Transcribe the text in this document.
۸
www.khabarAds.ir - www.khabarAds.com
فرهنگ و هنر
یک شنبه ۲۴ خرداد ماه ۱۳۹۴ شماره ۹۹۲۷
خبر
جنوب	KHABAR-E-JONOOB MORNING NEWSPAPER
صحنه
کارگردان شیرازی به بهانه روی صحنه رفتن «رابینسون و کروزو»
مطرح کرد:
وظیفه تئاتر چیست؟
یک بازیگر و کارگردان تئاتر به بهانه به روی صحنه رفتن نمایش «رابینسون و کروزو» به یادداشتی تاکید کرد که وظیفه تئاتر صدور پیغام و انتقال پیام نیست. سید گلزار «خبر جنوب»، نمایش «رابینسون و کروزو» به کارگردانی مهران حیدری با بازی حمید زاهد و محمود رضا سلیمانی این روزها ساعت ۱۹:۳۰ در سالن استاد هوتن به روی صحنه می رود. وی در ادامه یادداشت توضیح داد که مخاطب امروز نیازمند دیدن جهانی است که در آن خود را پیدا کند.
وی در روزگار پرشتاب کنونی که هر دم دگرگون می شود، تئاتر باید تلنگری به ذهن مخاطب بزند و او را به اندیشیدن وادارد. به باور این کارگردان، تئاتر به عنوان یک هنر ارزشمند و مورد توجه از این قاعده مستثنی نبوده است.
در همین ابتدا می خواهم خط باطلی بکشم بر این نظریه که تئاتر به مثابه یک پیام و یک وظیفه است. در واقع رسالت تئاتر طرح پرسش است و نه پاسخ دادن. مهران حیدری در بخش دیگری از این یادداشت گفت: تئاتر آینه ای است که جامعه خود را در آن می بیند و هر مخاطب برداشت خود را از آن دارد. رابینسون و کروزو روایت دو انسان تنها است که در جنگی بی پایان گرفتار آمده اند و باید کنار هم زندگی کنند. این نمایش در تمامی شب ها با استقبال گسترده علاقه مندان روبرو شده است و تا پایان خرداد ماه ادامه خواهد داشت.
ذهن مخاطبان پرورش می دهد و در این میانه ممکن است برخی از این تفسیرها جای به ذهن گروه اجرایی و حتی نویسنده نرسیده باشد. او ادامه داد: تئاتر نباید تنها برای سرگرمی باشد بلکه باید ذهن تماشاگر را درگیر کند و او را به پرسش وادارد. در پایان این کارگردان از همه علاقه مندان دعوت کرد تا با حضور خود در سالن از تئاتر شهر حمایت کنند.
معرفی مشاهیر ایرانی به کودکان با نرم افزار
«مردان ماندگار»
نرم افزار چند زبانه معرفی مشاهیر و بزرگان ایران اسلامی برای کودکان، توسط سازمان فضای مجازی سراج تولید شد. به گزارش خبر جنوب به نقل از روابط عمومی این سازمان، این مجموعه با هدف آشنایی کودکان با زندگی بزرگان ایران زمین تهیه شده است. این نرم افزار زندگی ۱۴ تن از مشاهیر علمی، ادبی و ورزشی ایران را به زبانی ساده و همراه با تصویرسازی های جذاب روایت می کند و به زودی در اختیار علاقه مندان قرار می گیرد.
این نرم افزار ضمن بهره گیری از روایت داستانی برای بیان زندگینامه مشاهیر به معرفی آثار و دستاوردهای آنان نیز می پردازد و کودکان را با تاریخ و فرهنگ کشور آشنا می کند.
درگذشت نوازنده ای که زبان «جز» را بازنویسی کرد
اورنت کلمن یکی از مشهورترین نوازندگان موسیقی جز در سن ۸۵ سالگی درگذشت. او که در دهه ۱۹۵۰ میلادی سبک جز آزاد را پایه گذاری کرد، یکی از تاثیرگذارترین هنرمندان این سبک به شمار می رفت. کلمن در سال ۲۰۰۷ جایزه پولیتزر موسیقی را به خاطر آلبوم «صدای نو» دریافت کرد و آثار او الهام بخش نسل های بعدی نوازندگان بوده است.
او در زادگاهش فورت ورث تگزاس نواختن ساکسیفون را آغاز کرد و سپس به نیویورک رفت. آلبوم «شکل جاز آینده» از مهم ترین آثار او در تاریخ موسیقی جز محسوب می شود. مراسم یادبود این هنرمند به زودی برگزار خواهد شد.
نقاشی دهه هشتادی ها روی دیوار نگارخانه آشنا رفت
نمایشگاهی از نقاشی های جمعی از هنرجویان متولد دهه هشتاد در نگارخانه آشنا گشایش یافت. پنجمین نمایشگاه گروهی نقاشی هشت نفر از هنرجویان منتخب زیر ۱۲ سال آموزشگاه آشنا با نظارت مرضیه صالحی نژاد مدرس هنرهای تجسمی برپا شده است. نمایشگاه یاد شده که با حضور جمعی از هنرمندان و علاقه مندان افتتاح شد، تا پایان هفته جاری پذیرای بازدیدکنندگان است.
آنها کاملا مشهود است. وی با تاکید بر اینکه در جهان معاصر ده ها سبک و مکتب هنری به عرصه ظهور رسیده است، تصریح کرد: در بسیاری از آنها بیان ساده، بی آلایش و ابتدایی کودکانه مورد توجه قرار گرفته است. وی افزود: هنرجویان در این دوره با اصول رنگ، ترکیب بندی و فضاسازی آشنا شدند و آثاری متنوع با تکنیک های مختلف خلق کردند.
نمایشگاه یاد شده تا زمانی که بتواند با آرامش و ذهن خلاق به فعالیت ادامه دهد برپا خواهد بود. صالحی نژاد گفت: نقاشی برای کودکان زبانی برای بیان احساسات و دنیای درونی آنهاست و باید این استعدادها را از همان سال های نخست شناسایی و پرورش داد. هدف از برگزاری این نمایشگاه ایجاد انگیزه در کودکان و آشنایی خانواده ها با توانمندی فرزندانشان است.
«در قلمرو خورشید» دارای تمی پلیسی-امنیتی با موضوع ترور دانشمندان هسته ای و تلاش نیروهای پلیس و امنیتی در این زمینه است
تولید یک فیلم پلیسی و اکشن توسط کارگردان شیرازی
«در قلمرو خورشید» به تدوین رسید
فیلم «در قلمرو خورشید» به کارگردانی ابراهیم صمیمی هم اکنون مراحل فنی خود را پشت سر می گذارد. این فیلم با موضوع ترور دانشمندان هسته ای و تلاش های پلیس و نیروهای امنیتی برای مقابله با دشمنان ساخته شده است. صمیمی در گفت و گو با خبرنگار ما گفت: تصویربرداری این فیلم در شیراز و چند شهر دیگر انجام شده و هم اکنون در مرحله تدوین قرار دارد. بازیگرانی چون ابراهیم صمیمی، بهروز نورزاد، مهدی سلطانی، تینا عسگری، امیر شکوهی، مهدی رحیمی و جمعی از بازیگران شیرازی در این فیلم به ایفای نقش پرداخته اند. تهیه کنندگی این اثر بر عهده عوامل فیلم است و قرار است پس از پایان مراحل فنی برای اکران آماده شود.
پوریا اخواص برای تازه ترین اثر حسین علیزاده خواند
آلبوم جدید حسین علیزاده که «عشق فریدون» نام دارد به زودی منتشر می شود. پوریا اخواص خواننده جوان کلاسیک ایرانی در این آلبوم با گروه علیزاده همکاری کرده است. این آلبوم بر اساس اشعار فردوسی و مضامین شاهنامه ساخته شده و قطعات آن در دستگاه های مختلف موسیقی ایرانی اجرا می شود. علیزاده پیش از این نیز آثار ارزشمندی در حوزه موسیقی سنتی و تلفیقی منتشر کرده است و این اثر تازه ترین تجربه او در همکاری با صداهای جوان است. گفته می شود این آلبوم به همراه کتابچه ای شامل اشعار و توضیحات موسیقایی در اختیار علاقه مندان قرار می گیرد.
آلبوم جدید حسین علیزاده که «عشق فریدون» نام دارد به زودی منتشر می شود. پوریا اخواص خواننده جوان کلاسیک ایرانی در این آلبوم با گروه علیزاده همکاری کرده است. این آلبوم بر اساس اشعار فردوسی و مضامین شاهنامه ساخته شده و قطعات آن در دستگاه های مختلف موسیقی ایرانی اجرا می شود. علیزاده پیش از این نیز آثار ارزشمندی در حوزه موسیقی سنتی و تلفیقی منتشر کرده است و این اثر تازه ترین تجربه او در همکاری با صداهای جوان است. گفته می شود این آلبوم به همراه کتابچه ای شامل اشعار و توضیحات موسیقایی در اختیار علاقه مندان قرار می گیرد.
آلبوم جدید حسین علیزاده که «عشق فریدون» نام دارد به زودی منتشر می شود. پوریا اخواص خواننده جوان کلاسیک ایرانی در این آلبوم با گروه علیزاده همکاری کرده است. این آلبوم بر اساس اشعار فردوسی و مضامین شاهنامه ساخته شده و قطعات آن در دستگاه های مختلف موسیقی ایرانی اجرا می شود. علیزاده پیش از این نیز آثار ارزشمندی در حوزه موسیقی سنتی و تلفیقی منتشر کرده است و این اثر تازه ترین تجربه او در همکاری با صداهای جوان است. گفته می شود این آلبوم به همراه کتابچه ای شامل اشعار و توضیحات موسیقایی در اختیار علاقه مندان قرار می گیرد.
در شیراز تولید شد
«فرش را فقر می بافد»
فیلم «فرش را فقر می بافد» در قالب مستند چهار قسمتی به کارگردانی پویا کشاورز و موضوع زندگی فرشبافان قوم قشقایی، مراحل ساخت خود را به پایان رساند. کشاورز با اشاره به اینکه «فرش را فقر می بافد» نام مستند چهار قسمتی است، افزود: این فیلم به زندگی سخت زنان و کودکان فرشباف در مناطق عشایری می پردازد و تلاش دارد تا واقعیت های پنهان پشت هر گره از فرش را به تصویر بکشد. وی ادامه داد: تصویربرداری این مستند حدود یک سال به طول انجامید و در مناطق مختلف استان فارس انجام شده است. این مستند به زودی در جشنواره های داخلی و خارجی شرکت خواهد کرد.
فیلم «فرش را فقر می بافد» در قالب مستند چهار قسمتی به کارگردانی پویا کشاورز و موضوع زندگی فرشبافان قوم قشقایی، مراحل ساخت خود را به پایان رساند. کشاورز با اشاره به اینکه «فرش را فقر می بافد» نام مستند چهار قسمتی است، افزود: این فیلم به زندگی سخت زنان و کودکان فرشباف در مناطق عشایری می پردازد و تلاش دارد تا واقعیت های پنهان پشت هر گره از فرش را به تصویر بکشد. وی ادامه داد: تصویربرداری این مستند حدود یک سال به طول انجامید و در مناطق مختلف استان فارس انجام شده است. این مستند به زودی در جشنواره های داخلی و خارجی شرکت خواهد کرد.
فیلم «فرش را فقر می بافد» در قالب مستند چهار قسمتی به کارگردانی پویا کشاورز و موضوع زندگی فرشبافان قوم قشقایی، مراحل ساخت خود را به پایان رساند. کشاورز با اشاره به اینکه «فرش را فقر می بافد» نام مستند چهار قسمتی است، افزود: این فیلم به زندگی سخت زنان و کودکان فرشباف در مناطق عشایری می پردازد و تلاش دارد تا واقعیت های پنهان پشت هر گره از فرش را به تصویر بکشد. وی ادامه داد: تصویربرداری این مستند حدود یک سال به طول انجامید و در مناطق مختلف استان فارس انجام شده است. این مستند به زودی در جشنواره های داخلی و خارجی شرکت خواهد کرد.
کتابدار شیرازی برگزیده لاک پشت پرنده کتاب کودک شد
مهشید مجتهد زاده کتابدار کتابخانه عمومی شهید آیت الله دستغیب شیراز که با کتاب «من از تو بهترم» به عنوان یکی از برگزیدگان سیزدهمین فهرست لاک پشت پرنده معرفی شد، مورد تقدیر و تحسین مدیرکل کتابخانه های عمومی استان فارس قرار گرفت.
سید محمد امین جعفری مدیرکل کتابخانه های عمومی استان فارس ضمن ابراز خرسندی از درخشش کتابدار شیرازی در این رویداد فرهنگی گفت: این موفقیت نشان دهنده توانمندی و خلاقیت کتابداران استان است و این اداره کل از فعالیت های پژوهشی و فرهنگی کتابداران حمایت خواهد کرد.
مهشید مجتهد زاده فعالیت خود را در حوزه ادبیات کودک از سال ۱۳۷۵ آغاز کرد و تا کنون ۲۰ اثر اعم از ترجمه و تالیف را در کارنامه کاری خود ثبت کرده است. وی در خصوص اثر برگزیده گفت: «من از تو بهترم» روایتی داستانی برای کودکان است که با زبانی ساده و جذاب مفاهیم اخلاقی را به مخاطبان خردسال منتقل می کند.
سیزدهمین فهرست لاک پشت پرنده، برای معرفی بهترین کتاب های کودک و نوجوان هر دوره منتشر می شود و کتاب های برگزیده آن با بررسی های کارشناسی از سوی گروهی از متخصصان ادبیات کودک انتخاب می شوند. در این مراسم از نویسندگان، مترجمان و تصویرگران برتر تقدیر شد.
::::
• _Problem to solve_:
Using the listing, collect all lines in which the string "کتابخانه" is found.

• _Written reply_:
مهشید مجتهد زاده کتابدار کتابخانه عمومی شهید آیت الله دستغیب شیراز که با کتاب «من از تو بهترم» به عنوان یکی از برگزیدگان سیزدهمین فهرست لاک پشت پرنده معرفی شد، مورد تقدیر و تحسین مدیرکل کتابخانه های عمومی استان فارس قرار گرفت.
سید محمد امین جعفری مدیرکل کتابخانه های عمومی استان فارس ضمن ابراز خرسندی از درخشش کتابدار شیرازی در این رویداد فرهنگی گفت: این موفقیت نشان دهنده توانمندی و خلاقیت کتابداران استان است و این اداره کل از فعالیت های پژوهشی و فرهنگی کتابداران حمایت خواهد کرد.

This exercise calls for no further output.